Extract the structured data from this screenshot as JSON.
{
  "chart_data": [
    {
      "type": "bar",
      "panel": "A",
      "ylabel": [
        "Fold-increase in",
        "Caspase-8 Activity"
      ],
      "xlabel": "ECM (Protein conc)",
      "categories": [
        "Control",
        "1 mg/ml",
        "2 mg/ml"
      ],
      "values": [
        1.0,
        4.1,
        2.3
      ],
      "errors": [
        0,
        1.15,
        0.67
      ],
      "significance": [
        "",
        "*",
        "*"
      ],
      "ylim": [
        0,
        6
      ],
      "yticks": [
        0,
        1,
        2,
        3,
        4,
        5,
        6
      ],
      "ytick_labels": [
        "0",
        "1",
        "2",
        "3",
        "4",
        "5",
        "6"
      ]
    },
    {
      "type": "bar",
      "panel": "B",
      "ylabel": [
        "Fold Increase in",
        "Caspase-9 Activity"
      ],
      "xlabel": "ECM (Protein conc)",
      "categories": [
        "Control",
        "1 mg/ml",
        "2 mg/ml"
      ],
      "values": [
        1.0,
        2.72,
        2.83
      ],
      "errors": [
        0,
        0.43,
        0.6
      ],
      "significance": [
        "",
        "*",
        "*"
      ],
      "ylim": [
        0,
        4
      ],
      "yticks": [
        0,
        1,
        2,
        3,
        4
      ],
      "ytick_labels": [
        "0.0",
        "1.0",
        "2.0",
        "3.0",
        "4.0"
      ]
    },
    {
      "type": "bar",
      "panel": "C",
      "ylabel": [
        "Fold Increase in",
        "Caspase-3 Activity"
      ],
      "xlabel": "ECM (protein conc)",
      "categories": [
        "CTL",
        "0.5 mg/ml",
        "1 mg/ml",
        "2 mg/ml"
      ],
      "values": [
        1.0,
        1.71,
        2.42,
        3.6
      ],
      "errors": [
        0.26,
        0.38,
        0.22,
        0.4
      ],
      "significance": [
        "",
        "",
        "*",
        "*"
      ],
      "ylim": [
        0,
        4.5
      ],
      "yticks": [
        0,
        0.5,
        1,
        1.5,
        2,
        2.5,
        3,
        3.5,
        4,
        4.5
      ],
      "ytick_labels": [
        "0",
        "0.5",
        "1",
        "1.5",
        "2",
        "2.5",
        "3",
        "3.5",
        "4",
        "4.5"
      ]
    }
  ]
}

BRIEF:
In your answer, reproduce every entry exactly as it was written.

EXERCISE ANSWER:
Extract the structured data from this screenshot as JSON.
{
  "chart_data": [
    {
      "type": "bar",
      "panel": "A",
      "ylabel": [
        "Fold-increase in",
        "Caspase-8 Activity"
      ],
      "xlabel": "ECM (Protein conc)",
      "categories": [
        "Control",
        "1 mg/ml",
        "2 mg/ml"
      ],
      "values": [
        1.0,
        4.1,
        2.3
      ],
      "errors": [
        0,
        1.15,
        0.67
      ],
      "significance": [
        "",
        "*",
        "*"
      ],
      "ylim": [
        0,
        6
      ],
      "yticks": [
        0,
        1,
        2,
        3,
        4,
        5,
        6
      ],
      "ytick_labels": [
        "0",
        "1",
        "2",
        "3",
        "4",
        "5",
        "6"
      ]
    },
    {
      "type": "bar",
      "panel": "B",
      "ylabel": [
        "Fold Increase in",
        "Caspase-9 Activity"
      ],
      "xlabel": "ECM (Protein conc)",
      "categories": [
        "Control",
        "1 mg/ml",
        "2 mg/ml"
      ],
      "values": [
        1.0,
        2.72,
        2.83
      ],
      "errors": [
        0,
        0.43,
        0.6
      ],
      "significance": [
        "",
        "*",
        "*"
      ],
      "ylim": [
        0,
        4
      ],
      "yticks": [
        0,
        1,
        2,
        3,
        4
      ],
      "ytick_labels": [
        "0.0",
        "1.0",
        "2.0",
        "3.0",
        "4.0"
      ]
    },
    {
      "type": "bar",
      "panel": "C",
      "ylabel": [
        "Fold Increase in",
        "Caspase-3 Activity"
      ],
      "xlabel": "ECM (protein conc)",
      "categories": [
        "CTL",
        "0.5 mg/ml",
        "1 mg/ml",
        "2 mg/ml"
      ],
      "values": [
        1.0,
        1.71,
        2.42,
        3.6
      ],
      "errors": [
        0.26,
        0.38,
        0.22,
        0.4
      ],
      "significance": [
        "",
        "",
        "*",
        "*"
      ],
      "ylim": [
        0,
        4.5
      ],
      "yticks": [
        0,
        0.5,
        1,
        1.5,
        2,
        2.5,
        3,
        3.5,
        4,
        4.5
      ],
      "ytick_labels": [
        "0",
        "0.5",
        "1",
        "1.5",
        "2",
        "2.5",
        "3",
        "3.5",
        "4",
        "4.5"
      ]
    }
  ]
}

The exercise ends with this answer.